Requirement: Write out each line of the material again, word for word.
BEGIN Exercise inputs
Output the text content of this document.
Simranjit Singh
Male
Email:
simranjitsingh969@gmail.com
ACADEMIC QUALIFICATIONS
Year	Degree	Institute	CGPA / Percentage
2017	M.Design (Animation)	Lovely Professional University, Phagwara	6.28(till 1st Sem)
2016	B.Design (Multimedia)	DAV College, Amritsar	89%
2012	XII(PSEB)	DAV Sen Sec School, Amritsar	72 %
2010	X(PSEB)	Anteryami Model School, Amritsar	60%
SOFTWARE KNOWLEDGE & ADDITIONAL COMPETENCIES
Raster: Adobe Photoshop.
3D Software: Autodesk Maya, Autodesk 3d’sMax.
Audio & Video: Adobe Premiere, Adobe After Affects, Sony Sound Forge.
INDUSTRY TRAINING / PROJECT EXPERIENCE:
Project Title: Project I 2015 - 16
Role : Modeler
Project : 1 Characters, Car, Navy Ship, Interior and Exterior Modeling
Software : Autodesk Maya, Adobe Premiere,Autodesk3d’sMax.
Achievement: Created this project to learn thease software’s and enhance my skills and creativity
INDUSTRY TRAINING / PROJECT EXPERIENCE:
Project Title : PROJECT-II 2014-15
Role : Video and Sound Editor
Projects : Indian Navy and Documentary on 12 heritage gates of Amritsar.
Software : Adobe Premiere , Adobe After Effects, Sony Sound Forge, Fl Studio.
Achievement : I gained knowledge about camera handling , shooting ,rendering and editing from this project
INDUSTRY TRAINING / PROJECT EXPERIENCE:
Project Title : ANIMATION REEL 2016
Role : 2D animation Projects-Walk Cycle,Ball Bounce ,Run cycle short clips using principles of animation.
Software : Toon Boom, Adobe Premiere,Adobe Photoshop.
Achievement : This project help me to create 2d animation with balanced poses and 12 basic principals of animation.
END Exercise inputs
Full answer:
Output the text content of this document.
Simranjit Singh
Male
Email:
simranjitsingh969@gmail.com
ACADEMIC QUALIFICATIONS
Year	Degree	Institute	CGPA / Percentage
2017	M.Design (Animation)	Lovely Professional University, Phagwara	6.28(till 1st Sem)
2016	B.Design (Multimedia)	DAV College, Amritsar	89%
2012	XII(PSEB)	DAV Sen Sec School, Amritsar	72 %
2010	X(PSEB)	Anteryami Model School, Amritsar	60%
SOFTWARE KNOWLEDGE & ADDITIONAL COMPETENCIES
Raster: Adobe Photoshop.
3D Software: Autodesk Maya, Autodesk 3d’sMax.
Audio & Video: Adobe Premiere, Adobe After Affects, Sony Sound Forge.
INDUSTRY TRAINING / PROJECT EXPERIENCE:
Project Title: Project I 2015 - 16
Role : Modeler
Project : 1 Characters, Car, Navy Ship, Interior and Exterior Modeling
Software : Autodesk Maya, Adobe Premiere,Autodesk3d’sMax.
Achievement: Created this project to learn thease software’s and enhance my skills and creativity
INDUSTRY TRAINING / PROJECT EXPERIENCE:
Project Title : PROJECT-II 2014-15
Role : Video and Sound Editor
Projects : Indian Navy and Documentary on 12 heritage gates of Amritsar.
Software : Adobe Premiere , Adobe After Effects, Sony Sound Forge, Fl Studio.
Achievement : I gained knowledge about camera handling , shooting ,rendering and editing from this project
INDUSTRY TRAINING / PROJECT EXPERIENCE:
Project Title : ANIMATION REEL 2016
Role : 2D animation Projects-Walk Cycle,Ball Bounce ,Run cycle short clips using principles of animation.
Software : Toon Boom, Adobe Premiere,Adobe Photoshop.
Achievement : This project help me to create 2d animation with balanced poses and 12 basic principals of animation.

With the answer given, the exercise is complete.